(Figure contents as structured data)
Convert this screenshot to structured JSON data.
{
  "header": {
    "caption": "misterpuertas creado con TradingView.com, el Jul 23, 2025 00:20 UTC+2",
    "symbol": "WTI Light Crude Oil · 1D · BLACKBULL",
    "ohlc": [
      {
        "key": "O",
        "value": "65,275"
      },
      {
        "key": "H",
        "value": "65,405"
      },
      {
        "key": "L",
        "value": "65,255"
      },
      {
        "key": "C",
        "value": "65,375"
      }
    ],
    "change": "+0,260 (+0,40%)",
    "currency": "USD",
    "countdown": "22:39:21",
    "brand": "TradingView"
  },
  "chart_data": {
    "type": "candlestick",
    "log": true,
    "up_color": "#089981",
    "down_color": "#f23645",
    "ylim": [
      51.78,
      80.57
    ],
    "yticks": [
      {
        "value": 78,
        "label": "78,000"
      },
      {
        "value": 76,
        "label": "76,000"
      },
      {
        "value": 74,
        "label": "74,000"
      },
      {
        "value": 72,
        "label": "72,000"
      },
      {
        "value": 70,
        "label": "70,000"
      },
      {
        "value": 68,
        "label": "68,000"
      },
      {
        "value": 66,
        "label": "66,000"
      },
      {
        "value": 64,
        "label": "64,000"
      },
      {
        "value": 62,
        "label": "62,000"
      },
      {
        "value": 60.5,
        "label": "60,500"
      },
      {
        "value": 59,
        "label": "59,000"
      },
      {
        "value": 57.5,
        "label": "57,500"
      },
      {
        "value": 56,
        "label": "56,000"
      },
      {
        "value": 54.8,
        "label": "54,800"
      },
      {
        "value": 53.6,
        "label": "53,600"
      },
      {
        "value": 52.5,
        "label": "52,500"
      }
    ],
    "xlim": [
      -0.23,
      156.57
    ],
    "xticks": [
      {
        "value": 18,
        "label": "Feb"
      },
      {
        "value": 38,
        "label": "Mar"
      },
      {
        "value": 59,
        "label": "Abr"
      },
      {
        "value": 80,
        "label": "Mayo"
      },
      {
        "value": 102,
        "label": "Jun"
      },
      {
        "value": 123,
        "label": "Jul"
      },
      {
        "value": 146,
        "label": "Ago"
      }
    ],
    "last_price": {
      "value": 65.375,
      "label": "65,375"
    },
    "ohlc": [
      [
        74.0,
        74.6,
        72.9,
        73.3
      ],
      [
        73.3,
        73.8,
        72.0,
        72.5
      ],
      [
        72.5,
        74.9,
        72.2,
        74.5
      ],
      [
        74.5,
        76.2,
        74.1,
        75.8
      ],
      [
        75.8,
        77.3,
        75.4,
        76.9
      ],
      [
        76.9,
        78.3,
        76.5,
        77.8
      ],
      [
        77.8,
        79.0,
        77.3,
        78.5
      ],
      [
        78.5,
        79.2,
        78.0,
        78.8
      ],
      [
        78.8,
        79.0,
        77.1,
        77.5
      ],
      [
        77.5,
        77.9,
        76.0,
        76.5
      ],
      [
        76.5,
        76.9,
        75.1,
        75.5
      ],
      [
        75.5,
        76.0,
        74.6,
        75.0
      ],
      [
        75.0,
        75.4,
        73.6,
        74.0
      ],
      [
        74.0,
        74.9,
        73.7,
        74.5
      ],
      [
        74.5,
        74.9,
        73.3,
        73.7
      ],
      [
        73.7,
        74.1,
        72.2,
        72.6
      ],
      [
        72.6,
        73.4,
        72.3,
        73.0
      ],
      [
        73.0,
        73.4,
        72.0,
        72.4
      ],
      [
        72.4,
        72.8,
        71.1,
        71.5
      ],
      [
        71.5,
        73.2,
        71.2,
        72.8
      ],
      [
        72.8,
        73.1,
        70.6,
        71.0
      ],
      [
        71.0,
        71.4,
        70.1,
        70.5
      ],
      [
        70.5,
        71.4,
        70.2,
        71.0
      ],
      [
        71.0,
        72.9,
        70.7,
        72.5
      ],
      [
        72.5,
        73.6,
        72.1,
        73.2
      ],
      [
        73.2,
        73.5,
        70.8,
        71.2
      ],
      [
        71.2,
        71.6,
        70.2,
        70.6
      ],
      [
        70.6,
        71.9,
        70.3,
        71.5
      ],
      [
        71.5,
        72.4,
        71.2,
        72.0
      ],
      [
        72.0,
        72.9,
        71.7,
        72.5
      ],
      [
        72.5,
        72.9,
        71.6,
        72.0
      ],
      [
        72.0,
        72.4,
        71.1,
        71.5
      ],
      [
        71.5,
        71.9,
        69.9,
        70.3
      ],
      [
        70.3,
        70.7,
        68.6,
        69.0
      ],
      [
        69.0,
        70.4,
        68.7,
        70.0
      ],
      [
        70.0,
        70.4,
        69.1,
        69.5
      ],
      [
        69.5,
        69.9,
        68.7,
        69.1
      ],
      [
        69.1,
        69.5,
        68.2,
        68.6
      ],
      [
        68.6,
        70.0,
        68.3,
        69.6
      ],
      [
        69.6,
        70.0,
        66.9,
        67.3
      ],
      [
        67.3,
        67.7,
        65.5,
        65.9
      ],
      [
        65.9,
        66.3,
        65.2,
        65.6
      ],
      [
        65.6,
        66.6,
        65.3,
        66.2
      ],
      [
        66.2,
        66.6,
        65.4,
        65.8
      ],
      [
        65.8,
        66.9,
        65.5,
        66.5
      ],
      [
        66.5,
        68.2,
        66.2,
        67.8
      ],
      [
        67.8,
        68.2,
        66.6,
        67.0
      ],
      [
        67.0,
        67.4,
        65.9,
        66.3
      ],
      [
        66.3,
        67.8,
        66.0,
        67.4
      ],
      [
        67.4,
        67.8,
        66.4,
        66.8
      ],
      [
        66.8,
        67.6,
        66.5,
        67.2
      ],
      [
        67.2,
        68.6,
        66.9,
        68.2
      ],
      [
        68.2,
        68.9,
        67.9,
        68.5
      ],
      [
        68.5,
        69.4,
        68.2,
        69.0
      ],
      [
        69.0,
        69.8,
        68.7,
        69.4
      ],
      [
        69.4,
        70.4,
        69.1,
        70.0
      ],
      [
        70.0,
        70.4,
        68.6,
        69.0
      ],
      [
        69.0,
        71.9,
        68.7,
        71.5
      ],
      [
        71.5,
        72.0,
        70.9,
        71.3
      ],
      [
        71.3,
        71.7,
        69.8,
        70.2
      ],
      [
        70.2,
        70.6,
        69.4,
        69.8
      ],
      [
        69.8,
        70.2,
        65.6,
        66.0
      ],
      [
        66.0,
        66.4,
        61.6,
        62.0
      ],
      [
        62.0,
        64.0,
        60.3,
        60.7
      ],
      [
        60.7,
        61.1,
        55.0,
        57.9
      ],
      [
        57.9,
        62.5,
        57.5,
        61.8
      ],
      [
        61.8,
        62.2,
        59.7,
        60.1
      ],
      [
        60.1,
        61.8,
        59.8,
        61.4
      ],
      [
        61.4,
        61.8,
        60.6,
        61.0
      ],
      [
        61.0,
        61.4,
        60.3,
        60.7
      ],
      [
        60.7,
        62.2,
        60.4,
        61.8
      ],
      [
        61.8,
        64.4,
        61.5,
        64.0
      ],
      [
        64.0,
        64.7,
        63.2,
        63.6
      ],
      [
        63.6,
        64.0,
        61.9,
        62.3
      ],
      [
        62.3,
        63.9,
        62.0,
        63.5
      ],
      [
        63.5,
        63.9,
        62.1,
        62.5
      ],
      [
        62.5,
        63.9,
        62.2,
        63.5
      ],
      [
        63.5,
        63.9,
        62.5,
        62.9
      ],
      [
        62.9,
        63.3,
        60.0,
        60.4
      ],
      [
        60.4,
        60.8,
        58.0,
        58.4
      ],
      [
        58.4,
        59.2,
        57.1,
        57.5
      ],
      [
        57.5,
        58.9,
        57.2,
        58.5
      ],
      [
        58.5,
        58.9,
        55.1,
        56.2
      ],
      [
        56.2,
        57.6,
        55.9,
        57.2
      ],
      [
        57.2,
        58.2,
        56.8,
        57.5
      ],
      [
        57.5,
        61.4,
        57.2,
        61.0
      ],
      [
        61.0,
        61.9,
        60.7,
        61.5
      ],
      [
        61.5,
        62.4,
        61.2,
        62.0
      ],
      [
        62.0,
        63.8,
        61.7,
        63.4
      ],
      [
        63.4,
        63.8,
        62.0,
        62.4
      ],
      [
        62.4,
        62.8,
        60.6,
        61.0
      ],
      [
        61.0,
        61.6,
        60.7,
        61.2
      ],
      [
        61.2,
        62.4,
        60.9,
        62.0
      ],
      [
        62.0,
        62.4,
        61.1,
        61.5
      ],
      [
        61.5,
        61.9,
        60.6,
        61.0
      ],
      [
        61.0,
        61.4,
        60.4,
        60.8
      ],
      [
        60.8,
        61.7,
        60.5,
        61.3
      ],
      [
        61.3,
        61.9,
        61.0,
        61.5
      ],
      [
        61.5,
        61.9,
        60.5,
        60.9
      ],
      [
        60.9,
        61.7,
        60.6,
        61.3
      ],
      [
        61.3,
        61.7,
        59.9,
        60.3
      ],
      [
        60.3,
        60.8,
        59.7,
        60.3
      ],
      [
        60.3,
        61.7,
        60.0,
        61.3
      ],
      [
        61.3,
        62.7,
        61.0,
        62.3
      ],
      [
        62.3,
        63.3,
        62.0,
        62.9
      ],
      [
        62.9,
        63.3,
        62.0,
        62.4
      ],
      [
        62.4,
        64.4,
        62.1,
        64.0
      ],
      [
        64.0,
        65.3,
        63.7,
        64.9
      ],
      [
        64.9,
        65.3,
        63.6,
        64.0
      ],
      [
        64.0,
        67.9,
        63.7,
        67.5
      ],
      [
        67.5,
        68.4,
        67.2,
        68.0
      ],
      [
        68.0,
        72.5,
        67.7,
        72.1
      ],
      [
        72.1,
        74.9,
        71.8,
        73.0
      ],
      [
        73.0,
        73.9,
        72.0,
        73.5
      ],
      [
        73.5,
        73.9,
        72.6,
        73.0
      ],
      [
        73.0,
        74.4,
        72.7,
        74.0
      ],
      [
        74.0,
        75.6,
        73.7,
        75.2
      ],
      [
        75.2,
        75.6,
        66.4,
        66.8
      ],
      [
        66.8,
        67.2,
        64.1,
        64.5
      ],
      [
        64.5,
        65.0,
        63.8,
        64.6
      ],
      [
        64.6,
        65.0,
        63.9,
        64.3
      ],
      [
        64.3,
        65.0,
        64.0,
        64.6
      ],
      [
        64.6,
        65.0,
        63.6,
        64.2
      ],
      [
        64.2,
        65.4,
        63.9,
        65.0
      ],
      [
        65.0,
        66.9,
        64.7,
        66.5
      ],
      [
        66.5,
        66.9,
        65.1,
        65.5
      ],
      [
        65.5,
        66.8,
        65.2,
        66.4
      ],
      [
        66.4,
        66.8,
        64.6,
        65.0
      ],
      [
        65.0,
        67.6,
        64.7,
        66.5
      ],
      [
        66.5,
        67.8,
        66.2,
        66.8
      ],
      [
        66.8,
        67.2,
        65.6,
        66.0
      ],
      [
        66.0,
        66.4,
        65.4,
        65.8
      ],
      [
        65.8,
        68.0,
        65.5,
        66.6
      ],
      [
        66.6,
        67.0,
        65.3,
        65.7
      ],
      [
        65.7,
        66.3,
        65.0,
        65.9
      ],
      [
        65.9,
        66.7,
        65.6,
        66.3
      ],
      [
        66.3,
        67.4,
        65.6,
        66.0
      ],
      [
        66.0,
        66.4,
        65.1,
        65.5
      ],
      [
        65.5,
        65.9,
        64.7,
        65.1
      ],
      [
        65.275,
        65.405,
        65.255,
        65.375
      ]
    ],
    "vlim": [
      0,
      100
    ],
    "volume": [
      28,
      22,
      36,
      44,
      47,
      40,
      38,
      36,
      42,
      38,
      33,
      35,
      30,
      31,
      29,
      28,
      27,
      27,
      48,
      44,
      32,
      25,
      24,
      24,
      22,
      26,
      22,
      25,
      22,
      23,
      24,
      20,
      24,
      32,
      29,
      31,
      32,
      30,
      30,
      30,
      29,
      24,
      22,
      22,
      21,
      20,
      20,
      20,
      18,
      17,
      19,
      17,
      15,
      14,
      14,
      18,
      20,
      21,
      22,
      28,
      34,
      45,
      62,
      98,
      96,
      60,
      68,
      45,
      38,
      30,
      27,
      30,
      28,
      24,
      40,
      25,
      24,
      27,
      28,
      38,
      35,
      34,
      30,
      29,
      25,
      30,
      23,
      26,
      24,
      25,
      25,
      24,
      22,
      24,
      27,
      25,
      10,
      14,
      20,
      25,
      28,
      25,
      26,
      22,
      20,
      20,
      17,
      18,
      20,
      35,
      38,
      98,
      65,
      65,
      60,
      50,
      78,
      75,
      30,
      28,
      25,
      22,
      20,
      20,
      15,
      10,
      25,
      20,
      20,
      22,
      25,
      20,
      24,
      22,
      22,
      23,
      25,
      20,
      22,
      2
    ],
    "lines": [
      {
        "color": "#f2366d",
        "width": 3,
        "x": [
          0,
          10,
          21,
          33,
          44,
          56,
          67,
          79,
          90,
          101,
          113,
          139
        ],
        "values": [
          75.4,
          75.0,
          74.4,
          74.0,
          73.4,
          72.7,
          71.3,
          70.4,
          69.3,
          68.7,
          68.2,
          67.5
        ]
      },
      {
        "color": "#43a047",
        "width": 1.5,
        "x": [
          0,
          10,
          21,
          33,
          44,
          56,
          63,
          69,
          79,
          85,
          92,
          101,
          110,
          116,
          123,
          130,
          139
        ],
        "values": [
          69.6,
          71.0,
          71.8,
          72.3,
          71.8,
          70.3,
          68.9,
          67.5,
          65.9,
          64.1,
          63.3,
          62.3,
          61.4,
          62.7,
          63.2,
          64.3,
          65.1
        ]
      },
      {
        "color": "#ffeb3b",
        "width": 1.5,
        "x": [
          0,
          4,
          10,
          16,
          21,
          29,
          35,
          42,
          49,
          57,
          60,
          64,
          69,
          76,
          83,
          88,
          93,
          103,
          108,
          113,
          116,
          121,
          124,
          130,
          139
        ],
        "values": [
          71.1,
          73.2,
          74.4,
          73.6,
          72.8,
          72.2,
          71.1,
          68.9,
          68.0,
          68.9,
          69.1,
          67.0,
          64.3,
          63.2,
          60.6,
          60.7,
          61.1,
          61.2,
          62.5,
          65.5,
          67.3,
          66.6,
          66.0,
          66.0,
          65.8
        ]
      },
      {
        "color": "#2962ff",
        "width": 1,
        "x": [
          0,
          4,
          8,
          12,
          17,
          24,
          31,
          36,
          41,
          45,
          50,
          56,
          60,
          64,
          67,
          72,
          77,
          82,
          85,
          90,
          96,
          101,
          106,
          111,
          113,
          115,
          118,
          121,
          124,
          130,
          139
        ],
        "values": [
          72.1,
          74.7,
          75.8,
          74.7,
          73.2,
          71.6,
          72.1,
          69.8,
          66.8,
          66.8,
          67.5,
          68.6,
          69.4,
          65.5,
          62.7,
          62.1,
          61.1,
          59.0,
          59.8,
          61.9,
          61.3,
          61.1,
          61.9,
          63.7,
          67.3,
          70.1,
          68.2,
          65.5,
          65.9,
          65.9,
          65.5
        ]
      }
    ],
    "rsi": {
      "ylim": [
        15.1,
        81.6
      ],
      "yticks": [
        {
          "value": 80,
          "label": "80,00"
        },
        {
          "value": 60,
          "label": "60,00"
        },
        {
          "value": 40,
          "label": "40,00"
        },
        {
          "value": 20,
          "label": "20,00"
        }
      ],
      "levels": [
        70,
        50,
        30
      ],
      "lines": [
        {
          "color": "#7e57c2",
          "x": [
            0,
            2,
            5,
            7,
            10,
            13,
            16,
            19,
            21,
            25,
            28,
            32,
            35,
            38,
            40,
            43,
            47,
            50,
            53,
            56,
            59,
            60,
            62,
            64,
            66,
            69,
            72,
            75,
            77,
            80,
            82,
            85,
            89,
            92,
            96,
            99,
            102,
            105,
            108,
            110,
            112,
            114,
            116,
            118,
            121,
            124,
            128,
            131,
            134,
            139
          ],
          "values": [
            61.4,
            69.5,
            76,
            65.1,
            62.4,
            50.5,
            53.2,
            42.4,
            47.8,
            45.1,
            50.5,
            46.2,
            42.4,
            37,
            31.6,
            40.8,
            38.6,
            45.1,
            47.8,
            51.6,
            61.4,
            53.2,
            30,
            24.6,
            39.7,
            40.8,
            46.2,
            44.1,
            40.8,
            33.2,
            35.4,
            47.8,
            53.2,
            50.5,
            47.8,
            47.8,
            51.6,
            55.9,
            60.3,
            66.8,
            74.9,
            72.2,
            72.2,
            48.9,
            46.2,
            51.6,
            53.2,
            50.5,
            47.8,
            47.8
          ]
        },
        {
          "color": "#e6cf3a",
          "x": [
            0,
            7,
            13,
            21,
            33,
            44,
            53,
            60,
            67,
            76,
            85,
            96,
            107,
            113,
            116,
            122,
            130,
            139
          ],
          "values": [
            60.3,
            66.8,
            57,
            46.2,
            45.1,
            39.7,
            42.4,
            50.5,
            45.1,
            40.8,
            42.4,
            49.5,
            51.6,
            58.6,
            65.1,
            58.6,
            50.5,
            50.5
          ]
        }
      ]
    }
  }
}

▶ _EXERCISE REQUIREMENTS_
Reproduce each line holding the word "TradingView".

▶ _TASK RESULT_
    "caption": "misterpuertas creado con TradingView.com, el Jul 23, 2025 00:20 UTC+2",
    "brand": "TradingView"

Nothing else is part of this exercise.